THE REQUEST: Without the pictures, can you quote each line below exactly?

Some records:
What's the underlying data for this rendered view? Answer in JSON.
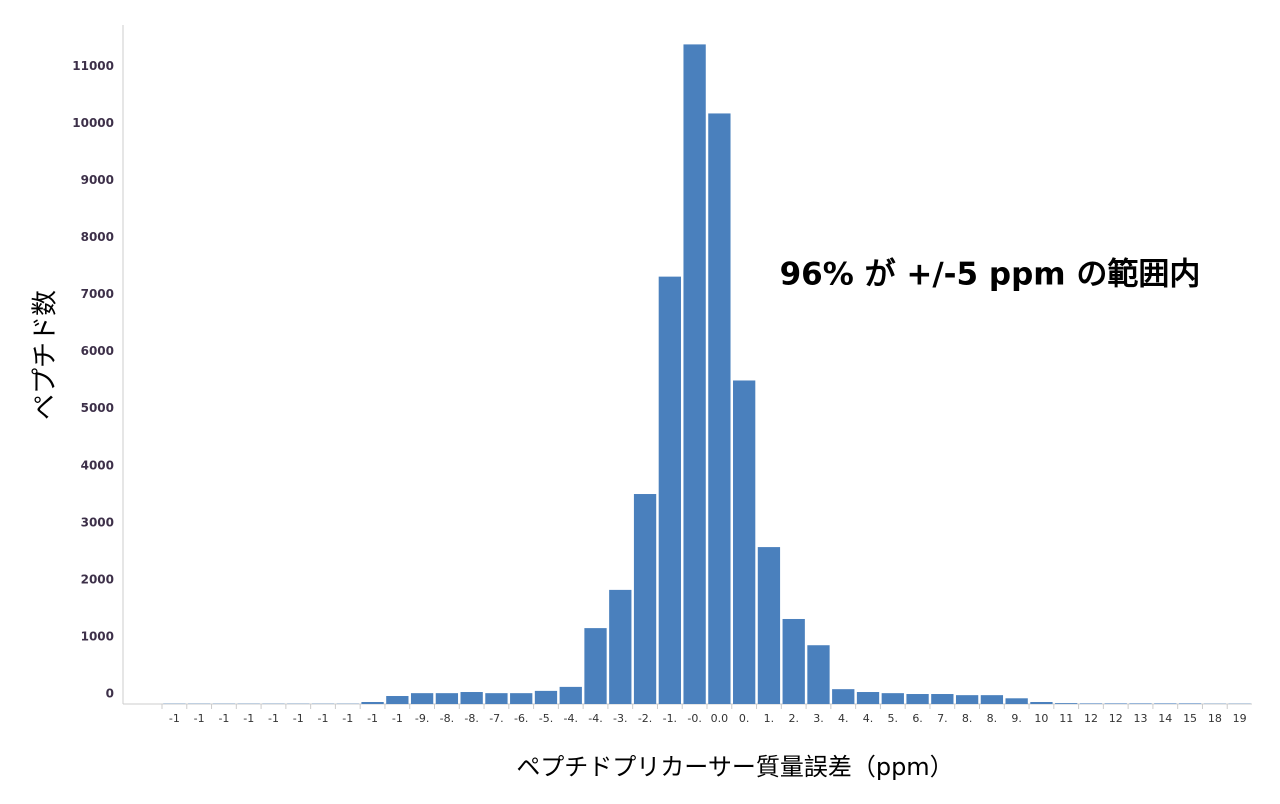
{
  "chart_data": {
    "type": "bar",
    "annotation": "96% が +/-5 ppm の範囲内",
    "x_label": "ペプチドプリカーサー質量誤差（ppm）",
    "y_label": "ペプチド数",
    "categories": [
      "-1",
      "-1",
      "-1",
      "-1",
      "-1",
      "-1",
      "-1",
      "-1",
      "-1",
      "-1",
      "-9.",
      "-8.",
      "-8.",
      "-7.",
      "-6.",
      "-5.",
      "-4.",
      "-4.",
      "-3.",
      "-2.",
      "-1.",
      "-0.",
      "0.0",
      "0.",
      "1.",
      "2.",
      "3.",
      "4.",
      "4.",
      "5.",
      "6.",
      "7.",
      "8.",
      "8.",
      "9.",
      "10",
      "11",
      "12",
      "12",
      "13",
      "14",
      "15",
      "18",
      "19"
    ],
    "values": [
      5,
      5,
      5,
      5,
      5,
      5,
      5,
      5,
      35,
      140,
      190,
      190,
      210,
      190,
      190,
      230,
      300,
      1330,
      2000,
      3680,
      7490,
      11560,
      10350,
      5670,
      2750,
      1490,
      1030,
      260,
      210,
      190,
      175,
      175,
      155,
      155,
      100,
      35,
      15,
      10,
      10,
      10,
      10,
      10,
      5,
      5
    ],
    "color": "#4a80bd",
    "ylim": [
      0,
      11900
    ],
    "yticks": [
      0,
      1000,
      2000,
      3000,
      4000,
      5000,
      6000,
      7000,
      8000,
      9000,
      10000,
      11000
    ],
    "grid": false
  }
}
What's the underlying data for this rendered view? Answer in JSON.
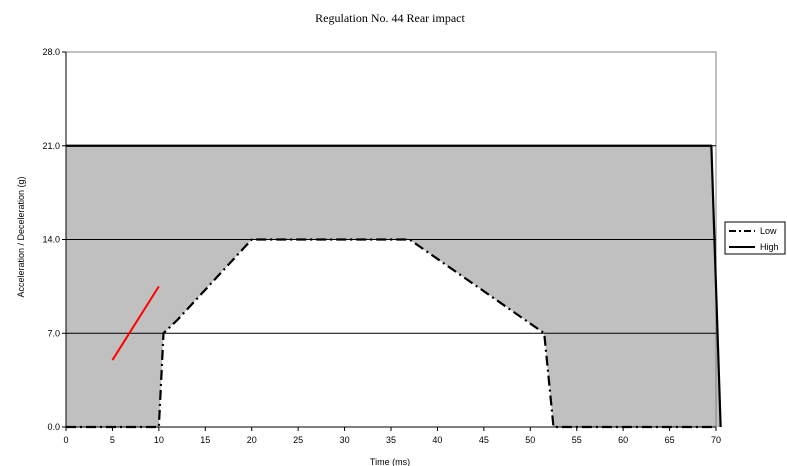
{
  "chart_data": {
    "type": "area",
    "title": "Regulation No. 44 Rear impact",
    "xlabel": "Time (ms)",
    "ylabel": "Acceleration / Deceleration (g)",
    "xlim": [
      0,
      70
    ],
    "ylim": [
      0,
      28
    ],
    "x_ticks": [
      "0",
      "5",
      "10",
      "15",
      "20",
      "25",
      "30",
      "35",
      "40",
      "45",
      "50",
      "55",
      "60",
      "65",
      "70"
    ],
    "y_ticks": [
      "0.0",
      "7.0",
      "14.0",
      "21.0",
      "28.0"
    ],
    "grid": "horizontal",
    "legend_position": "right",
    "colors": {
      "corridor_fill": "#c0c0c0",
      "plot_background": "#ffffff",
      "low": "#000000",
      "high": "#000000",
      "annotation": "#ff0000"
    },
    "series": [
      {
        "name": "Low",
        "style": "dash-dot",
        "points": [
          [
            0,
            0
          ],
          [
            10,
            0
          ],
          [
            10.5,
            7
          ],
          [
            12,
            8
          ],
          [
            20,
            14
          ],
          [
            37,
            14
          ],
          [
            51.5,
            7
          ],
          [
            52.5,
            0
          ],
          [
            70,
            0
          ]
        ]
      },
      {
        "name": "High",
        "style": "solid",
        "points": [
          [
            0,
            21
          ],
          [
            69.5,
            21
          ],
          [
            70.5,
            0
          ]
        ]
      }
    ],
    "annotation_line": {
      "points": [
        [
          5,
          5
        ],
        [
          10,
          10.5
        ]
      ]
    }
  }
}
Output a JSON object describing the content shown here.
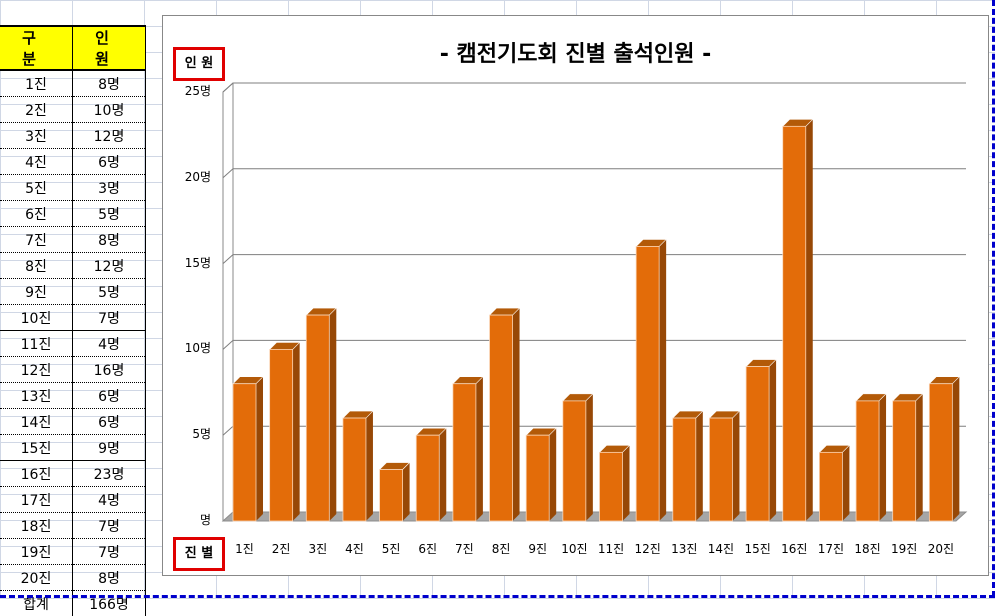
{
  "sheet": {
    "headers": [
      "구 분",
      "인 원"
    ],
    "rows": [
      [
        "1진",
        "8명"
      ],
      [
        "2진",
        "10명"
      ],
      [
        "3진",
        "12명"
      ],
      [
        "4진",
        "6명"
      ],
      [
        "5진",
        "3명"
      ],
      [
        "6진",
        "5명"
      ],
      [
        "7진",
        "8명"
      ],
      [
        "8진",
        "12명"
      ],
      [
        "9진",
        "5명"
      ],
      [
        "10진",
        "7명"
      ],
      [
        "11진",
        "4명"
      ],
      [
        "12진",
        "16명"
      ],
      [
        "13진",
        "6명"
      ],
      [
        "14진",
        "6명"
      ],
      [
        "15진",
        "9명"
      ],
      [
        "16진",
        "23명"
      ],
      [
        "17진",
        "4명"
      ],
      [
        "18진",
        "7명"
      ],
      [
        "19진",
        "7명"
      ],
      [
        "20진",
        "8명"
      ]
    ],
    "total": [
      "합계",
      "166명"
    ]
  },
  "chart": {
    "title": "- 캠전기도회 진별 출석인원 -",
    "ylabel": "인 원",
    "xlabel": "진 별"
  },
  "chart_data": {
    "type": "bar",
    "title": "- 캠전기도회 진별 출석인원 -",
    "xlabel": "진별",
    "ylabel": "인원",
    "categories": [
      "1진",
      "2진",
      "3진",
      "4진",
      "5진",
      "6진",
      "7진",
      "8진",
      "9진",
      "10진",
      "11진",
      "12진",
      "13진",
      "14진",
      "15진",
      "16진",
      "17진",
      "18진",
      "19진",
      "20진"
    ],
    "values": [
      8,
      10,
      12,
      6,
      3,
      5,
      8,
      12,
      5,
      7,
      4,
      16,
      6,
      6,
      9,
      23,
      4,
      7,
      7,
      8
    ],
    "yticks": [
      "명",
      "5명",
      "10명",
      "15명",
      "20명",
      "25명"
    ],
    "ylim": [
      0,
      25
    ],
    "grid": true,
    "style": "3d-column",
    "bar_color": "#e36c09",
    "bar_side_color": "#974806",
    "total": 166
  }
}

THE SOLUTION:
What's the underlying data for this rendered view? Answer in JSON.
{
  "chart_data": {
    "type": "bar",
    "annotation": "96% が +/-5 ppm の範囲内",
    "x_label": "ペプチドプリカーサー質量誤差（ppm）",
    "y_label": "ペプチド数",
    "categories": [
      "-1",
      "-1",
      "-1",
      "-1",
      "-1",
      "-1",
      "-1",
      "-1",
      "-1",
      "-1",
      "-9.",
      "-8.",
      "-8.",
      "-7.",
      "-6.",
      "-5.",
      "-4.",
      "-4.",
      "-3.",
      "-2.",
      "-1.",
      "-0.",
      "0.0",
      "0.",
      "1.",
      "2.",
      "3.",
      "4.",
      "4.",
      "5.",
      "6.",
      "7.",
      "8.",
      "8.",
      "9.",
      "10",
      "11",
      "12",
      "12",
      "13",
      "14",
      "15",
      "18",
      "19"
    ],
    "values": [
      5,
      5,
      5,
      5,
      5,
      5,
      5,
      5,
      35,
      140,
      190,
      190,
      210,
      190,
      190,
      230,
      300,
      1330,
      2000,
      3680,
      7490,
      11560,
      10350,
      5670,
      2750,
      1490,
      1030,
      260,
      210,
      190,
      175,
      175,
      155,
      155,
      100,
      35,
      15,
      10,
      10,
      10,
      10,
      10,
      5,
      5
    ],
    "color": "#4a80bd",
    "ylim": [
      0,
      11900
    ],
    "yticks": [
      0,
      1000,
      2000,
      3000,
      4000,
      5000,
      6000,
      7000,
      8000,
      9000,
      10000,
      11000
    ],
    "grid": false
  }
}
What's the underlying data for this rendered view? Answer in JSON.
{
  "chart_data": {
    "type": "area",
    "title": "Regulation No. 44 Rear impact",
    "xlabel": "Time (ms)",
    "ylabel": "Acceleration / Deceleration (g)",
    "xlim": [
      0,
      70
    ],
    "ylim": [
      0,
      28
    ],
    "x_ticks": [
      "0",
      "5",
      "10",
      "15",
      "20",
      "25",
      "30",
      "35",
      "40",
      "45",
      "50",
      "55",
      "60",
      "65",
      "70"
    ],
    "y_ticks": [
      "0.0",
      "7.0",
      "14.0",
      "21.0",
      "28.0"
    ],
    "grid": "horizontal",
    "legend_position": "right",
    "colors": {
      "corridor_fill": "#c0c0c0",
      "plot_background": "#ffffff",
      "low": "#000000",
      "high": "#000000",
      "annotation": "#ff0000"
    },
    "series": [
      {
        "name": "Low",
        "style": "dash-dot",
        "points": [
          [
            0,
            0
          ],
          [
            10,
            0
          ],
          [
            10.5,
            7
          ],
          [
            12,
            8
          ],
          [
            20,
            14
          ],
          [
            37,
            14
          ],
          [
            51.5,
            7
          ],
          [
            52.5,
            0
          ],
          [
            70,
            0
          ]
        ]
      },
      {
        "name": "High",
        "style": "solid",
        "points": [
          [
            0,
            21
          ],
          [
            69.5,
            21
          ],
          [
            70.5,
            0
          ]
        ]
      }
    ],
    "annotation_line": {
      "points": [
        [
          5,
          5
        ],
        [
          10,
          10.5
        ]
      ]
    }
  }
}
Output a JSON object describing the content shown here.
{
  "sheet": {
    "headers": [
      "구 분",
      "인 원"
    ],
    "rows": [
      [
        "1진",
        "8명"
      ],
      [
        "2진",
        "10명"
      ],
      [
        "3진",
        "12명"
      ],
      [
        "4진",
        "6명"
      ],
      [
        "5진",
        "3명"
      ],
      [
        "6진",
        "5명"
      ],
      [
        "7진",
        "8명"
      ],
      [
        "8진",
        "12명"
      ],
      [
        "9진",
        "5명"
      ],
      [
        "10진",
        "7명"
      ],
      [
        "11진",
        "4명"
      ],
      [
        "12진",
        "16명"
      ],
      [
        "13진",
        "6명"
      ],
      [
        "14진",
        "6명"
      ],
      [
        "15진",
        "9명"
      ],
      [
        "16진",
        "23명"
      ],
      [
        "17진",
        "4명"
      ],
      [
        "18진",
        "7명"
      ],
      [
        "19진",
        "7명"
      ],
      [
        "20진",
        "8명"
      ]
    ],
    "total": [
      "합계",
      "166명"
    ]
  },
  "chart": {
    "title": "- 캠전기도회 진별 출석인원 -",
    "ylabel": "인 원",
    "xlabel": "진 별"
  },
  "chart_data": {
    "type": "bar",
    "title": "- 캠전기도회 진별 출석인원 -",
    "xlabel": "진별",
    "ylabel": "인원",
    "categories": [
      "1진",
      "2진",
      "3진",
      "4진",
      "5진",
      "6진",
      "7진",
      "8진",
      "9진",
      "10진",
      "11진",
      "12진",
      "13진",
      "14진",
      "15진",
      "16진",
      "17진",
      "18진",
      "19진",
      "20진"
    ],
    "values": [
      8,
      10,
      12,
      6,
      3,
      5,
      8,
      12,
      5,
      7,
      4,
      16,
      6,
      6,
      9,
      23,
      4,
      7,
      7,
      8
    ],
    "yticks": [
      "명",
      "5명",
      "10명",
      "15명",
      "20명",
      "25명"
    ],
    "ylim": [
      0,
      25
    ],
    "grid": true,
    "style": "3d-column",
    "bar_color": "#e36c09",
    "bar_side_color": "#974806",
    "total": 166
  }
}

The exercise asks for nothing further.